# Task instructions
Count the lines in the records that contain the string "Thông". Reply with the number alone.

# Data provided
▶
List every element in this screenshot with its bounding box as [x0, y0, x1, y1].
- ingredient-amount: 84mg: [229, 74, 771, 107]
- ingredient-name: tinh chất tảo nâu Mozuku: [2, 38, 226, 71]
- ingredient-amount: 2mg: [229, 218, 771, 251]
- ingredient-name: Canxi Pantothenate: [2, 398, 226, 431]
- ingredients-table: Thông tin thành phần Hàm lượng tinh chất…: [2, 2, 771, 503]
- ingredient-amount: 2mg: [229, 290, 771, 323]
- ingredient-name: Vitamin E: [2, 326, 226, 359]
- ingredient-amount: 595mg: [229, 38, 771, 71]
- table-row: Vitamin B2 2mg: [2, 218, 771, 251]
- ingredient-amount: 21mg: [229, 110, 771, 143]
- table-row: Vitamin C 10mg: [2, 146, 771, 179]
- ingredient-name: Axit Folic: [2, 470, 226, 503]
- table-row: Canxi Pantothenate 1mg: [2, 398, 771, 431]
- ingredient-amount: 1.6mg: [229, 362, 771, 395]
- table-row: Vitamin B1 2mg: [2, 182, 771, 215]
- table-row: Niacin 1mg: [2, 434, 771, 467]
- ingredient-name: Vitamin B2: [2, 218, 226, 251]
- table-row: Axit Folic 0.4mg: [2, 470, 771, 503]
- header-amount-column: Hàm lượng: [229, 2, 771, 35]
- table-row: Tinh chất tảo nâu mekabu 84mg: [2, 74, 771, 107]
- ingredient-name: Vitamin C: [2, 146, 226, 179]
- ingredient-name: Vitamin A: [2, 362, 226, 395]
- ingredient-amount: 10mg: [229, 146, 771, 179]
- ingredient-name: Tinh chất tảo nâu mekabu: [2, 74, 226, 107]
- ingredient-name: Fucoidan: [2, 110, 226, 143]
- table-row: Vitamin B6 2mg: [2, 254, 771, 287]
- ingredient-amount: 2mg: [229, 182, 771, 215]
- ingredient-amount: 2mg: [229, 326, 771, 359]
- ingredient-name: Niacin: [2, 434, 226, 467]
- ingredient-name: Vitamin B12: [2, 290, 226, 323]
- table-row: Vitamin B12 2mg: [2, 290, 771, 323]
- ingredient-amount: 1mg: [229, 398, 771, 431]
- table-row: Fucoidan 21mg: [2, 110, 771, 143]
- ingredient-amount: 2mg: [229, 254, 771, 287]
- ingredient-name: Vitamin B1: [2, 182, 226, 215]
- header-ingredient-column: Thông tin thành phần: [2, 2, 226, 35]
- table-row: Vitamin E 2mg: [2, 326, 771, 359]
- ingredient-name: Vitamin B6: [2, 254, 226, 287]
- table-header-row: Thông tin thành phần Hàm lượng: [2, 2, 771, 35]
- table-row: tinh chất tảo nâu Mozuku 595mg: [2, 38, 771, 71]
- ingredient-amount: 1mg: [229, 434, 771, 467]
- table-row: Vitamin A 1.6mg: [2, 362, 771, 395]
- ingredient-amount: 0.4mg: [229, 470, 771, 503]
◀
# Worked solution
3